● Extracted material:
## Start
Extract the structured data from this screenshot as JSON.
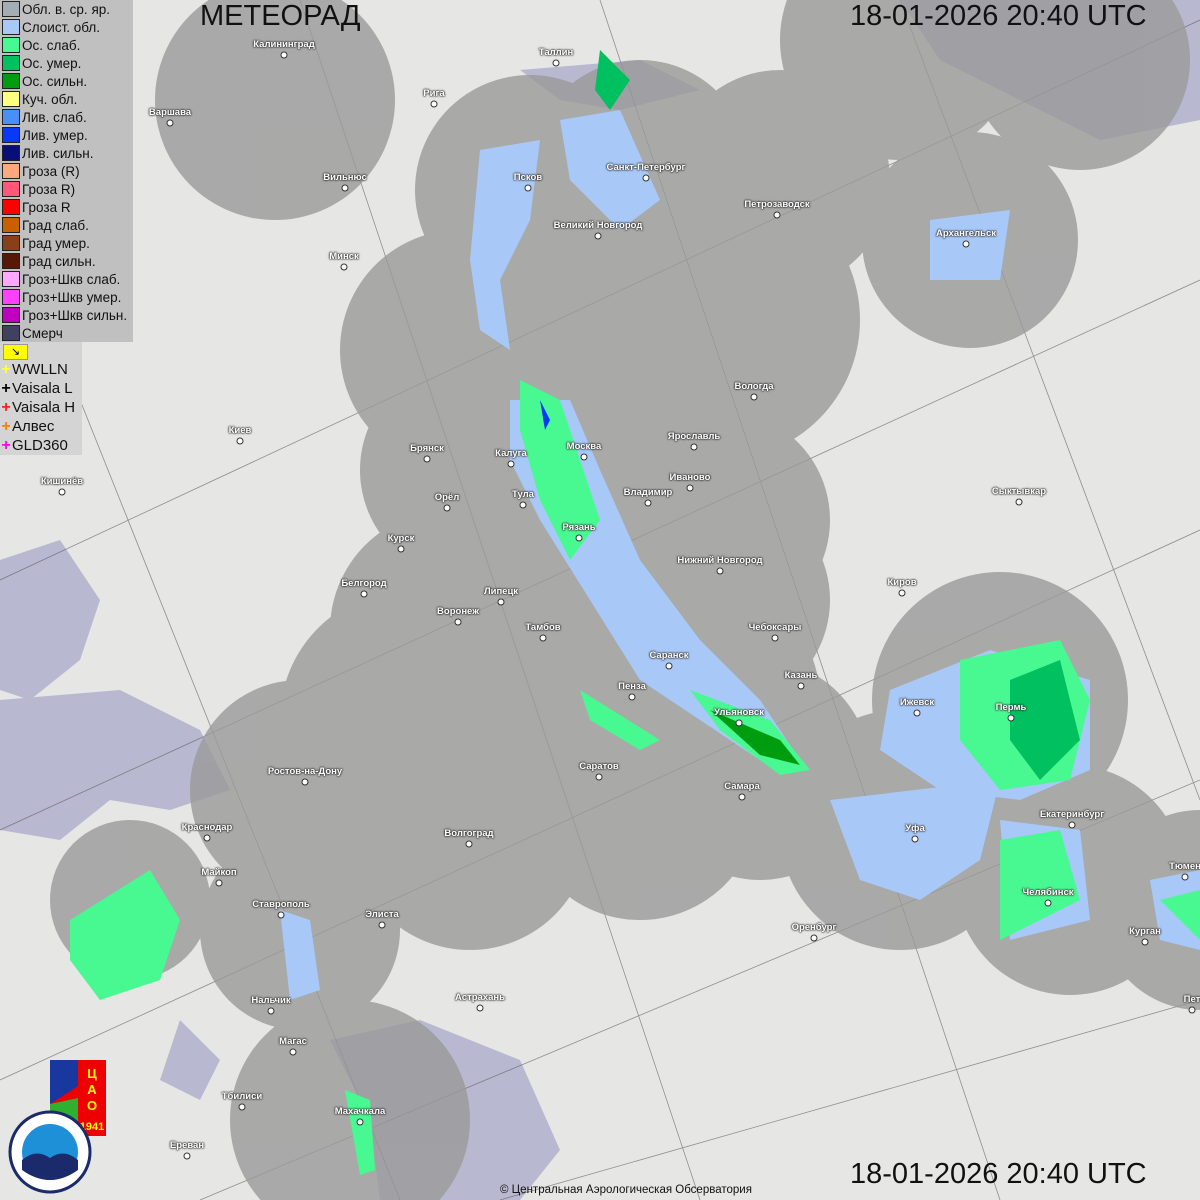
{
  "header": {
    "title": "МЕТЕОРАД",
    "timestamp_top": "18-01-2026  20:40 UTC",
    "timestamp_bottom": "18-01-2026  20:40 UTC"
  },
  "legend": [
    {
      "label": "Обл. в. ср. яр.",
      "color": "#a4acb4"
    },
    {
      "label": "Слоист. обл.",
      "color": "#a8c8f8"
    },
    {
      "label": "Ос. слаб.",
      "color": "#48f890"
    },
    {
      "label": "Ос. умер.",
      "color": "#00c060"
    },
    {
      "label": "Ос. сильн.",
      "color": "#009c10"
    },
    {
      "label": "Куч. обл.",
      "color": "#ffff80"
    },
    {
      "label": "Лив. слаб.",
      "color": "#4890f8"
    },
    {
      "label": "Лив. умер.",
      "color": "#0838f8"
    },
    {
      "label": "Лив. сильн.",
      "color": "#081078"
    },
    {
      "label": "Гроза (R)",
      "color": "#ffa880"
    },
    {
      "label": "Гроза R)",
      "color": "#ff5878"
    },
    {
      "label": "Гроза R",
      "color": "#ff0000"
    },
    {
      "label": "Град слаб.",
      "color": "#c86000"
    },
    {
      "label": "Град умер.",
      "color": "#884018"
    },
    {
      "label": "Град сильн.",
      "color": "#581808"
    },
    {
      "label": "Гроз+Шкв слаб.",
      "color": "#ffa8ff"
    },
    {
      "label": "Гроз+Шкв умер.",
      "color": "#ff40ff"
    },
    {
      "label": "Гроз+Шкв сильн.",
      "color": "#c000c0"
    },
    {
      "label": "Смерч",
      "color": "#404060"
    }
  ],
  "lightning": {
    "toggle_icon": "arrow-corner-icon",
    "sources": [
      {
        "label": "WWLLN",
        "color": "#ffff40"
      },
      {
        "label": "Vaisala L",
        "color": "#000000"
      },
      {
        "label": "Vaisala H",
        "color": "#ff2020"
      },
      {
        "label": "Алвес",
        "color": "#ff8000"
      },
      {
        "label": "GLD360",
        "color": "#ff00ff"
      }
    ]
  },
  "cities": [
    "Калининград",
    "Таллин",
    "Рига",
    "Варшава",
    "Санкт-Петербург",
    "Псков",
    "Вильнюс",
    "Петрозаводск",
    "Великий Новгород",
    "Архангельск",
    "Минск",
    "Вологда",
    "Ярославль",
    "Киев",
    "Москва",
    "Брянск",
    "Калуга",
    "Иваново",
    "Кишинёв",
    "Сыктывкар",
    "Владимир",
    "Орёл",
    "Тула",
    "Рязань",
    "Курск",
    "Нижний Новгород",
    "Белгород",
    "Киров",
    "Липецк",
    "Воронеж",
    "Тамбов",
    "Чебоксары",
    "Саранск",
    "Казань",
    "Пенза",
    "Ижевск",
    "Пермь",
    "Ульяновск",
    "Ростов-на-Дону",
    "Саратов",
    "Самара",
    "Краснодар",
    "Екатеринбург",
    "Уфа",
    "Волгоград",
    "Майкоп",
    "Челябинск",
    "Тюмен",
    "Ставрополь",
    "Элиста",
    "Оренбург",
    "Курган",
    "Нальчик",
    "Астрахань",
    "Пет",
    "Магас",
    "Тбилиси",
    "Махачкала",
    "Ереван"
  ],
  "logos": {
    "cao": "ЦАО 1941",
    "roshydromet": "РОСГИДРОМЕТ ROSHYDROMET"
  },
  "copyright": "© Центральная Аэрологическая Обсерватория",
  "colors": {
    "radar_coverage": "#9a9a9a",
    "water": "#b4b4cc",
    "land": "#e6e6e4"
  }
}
## End
## Start
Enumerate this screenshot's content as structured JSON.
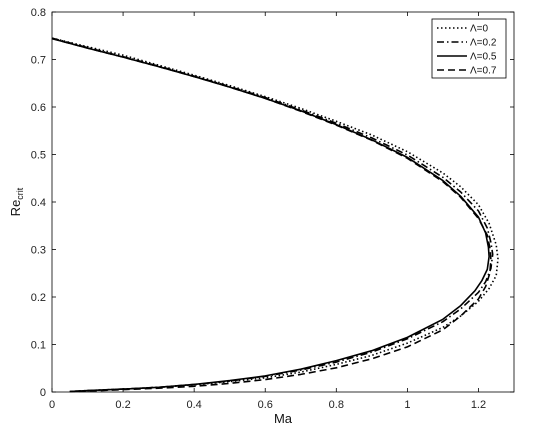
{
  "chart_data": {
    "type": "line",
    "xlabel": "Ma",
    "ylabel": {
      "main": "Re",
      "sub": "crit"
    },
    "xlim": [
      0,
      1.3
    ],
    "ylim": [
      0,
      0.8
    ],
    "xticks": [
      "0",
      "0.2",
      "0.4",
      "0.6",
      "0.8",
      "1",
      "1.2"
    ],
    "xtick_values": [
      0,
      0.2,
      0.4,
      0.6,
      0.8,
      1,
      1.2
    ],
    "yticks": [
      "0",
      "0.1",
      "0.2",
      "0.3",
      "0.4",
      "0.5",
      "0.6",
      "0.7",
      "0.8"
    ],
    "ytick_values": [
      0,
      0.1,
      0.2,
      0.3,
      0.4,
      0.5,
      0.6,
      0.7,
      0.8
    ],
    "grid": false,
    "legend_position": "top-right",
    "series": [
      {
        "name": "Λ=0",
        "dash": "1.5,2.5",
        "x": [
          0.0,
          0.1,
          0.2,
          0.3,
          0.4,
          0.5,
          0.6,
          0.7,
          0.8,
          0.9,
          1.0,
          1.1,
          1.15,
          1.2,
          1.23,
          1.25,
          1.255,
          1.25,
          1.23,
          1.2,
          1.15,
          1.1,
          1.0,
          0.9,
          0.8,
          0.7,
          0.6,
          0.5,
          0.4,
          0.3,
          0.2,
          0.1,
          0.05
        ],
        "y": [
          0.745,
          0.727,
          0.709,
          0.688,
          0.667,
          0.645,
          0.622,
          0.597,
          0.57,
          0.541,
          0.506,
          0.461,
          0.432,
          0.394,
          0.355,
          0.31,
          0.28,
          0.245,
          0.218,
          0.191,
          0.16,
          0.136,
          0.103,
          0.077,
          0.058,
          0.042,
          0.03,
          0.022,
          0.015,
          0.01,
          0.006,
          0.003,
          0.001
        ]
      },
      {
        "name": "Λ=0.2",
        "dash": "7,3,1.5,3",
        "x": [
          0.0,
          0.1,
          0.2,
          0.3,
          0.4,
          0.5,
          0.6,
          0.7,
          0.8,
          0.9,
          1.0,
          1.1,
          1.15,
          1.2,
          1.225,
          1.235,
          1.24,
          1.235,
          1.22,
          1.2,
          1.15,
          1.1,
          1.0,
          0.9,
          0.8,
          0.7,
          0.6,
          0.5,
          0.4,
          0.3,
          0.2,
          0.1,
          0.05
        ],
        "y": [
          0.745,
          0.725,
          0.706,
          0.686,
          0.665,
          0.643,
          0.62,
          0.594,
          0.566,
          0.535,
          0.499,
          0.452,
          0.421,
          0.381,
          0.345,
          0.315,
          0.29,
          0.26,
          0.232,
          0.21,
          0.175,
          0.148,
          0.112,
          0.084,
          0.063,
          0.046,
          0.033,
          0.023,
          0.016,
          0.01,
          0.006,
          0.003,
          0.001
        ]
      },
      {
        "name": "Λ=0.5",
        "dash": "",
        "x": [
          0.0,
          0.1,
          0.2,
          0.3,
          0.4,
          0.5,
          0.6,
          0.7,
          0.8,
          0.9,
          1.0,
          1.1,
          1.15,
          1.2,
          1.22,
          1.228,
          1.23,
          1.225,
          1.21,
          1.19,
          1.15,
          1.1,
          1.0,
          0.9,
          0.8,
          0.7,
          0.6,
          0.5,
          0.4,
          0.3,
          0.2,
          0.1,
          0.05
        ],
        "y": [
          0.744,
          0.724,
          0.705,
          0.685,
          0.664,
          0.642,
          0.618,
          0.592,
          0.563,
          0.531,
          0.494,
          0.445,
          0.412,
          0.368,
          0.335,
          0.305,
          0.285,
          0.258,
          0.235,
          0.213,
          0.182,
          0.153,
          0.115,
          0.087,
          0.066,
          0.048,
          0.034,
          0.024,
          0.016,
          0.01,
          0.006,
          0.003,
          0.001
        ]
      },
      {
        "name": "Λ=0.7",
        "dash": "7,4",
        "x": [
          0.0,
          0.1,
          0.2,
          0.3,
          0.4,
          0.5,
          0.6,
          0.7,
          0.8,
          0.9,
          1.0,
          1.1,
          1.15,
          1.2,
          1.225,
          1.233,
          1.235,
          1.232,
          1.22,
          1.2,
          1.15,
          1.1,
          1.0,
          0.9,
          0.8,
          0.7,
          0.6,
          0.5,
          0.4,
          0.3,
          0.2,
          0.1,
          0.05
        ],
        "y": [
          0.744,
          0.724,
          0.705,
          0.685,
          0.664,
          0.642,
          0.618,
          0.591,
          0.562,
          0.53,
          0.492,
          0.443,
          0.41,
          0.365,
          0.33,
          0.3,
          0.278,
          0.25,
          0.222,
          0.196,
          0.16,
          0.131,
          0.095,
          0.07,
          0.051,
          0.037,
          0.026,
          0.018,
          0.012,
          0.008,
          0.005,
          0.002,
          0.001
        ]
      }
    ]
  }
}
## End
## Start
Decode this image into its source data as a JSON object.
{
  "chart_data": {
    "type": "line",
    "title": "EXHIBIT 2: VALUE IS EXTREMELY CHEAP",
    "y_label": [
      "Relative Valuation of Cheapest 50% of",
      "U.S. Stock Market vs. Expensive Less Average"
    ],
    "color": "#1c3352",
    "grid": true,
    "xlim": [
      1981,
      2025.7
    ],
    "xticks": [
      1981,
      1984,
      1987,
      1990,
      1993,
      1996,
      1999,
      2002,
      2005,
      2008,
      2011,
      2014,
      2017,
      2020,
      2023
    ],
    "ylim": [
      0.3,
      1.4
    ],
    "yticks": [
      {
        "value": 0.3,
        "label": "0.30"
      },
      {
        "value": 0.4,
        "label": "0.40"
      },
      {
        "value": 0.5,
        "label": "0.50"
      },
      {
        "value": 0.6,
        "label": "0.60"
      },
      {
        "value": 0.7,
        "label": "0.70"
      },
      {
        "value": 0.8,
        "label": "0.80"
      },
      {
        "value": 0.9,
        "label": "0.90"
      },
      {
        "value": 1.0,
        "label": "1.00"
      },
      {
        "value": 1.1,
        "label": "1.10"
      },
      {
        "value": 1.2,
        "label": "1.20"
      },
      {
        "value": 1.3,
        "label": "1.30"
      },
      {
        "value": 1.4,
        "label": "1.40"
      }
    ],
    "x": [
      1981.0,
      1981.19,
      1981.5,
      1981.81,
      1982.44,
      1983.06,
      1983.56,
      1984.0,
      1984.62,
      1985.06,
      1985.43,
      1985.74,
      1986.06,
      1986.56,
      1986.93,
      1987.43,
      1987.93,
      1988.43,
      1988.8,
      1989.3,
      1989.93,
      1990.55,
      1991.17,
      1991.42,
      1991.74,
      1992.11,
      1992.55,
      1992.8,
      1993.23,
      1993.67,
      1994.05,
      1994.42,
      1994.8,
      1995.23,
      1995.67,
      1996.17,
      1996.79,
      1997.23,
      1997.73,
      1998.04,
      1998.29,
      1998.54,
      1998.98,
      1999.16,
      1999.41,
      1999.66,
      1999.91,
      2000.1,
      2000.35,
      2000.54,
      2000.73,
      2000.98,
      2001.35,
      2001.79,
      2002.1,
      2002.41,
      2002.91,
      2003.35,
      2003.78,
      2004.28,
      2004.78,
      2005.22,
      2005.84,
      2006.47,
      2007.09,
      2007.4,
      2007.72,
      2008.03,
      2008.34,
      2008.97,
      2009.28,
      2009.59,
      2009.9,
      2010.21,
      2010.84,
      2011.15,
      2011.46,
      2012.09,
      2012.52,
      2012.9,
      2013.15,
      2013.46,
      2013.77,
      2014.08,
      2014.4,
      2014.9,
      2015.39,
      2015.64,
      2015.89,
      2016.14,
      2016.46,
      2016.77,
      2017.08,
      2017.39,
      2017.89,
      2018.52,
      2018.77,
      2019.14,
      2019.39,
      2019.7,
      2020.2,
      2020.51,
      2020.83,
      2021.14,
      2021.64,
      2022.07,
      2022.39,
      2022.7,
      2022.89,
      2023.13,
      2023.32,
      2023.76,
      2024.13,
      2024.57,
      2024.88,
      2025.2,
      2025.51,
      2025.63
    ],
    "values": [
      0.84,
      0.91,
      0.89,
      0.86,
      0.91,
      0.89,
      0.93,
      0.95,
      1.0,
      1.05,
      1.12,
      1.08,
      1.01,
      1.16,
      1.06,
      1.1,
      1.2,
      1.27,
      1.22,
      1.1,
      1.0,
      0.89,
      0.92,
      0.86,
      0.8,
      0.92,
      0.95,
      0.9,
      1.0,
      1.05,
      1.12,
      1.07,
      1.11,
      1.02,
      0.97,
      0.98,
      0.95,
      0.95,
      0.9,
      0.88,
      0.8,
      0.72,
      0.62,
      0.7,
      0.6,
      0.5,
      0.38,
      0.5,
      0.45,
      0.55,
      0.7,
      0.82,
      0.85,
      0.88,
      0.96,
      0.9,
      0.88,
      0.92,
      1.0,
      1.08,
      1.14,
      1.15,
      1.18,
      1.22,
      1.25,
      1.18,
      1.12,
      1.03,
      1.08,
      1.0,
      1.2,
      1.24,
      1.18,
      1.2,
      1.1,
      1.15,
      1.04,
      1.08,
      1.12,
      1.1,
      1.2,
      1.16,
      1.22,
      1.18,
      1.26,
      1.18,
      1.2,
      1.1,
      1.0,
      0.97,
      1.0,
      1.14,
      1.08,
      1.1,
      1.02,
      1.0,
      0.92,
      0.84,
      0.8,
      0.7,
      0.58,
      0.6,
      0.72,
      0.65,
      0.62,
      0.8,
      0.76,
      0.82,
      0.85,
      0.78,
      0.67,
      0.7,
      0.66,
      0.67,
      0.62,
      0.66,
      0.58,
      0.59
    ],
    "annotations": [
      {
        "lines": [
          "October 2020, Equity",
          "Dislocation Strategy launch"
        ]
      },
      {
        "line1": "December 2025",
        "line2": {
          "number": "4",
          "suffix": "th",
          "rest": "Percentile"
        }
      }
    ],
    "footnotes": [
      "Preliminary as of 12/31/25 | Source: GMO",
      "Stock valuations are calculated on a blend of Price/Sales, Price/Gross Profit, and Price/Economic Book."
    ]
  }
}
## End
Copy out each line in the listing that has the word "слаб".

● Answer for this exercise:
      "label": "Ос. слаб.",
      "label": "Лив. слаб.",
      "label": "Град слаб.",
      "label": "Гроз+Шкв слаб.",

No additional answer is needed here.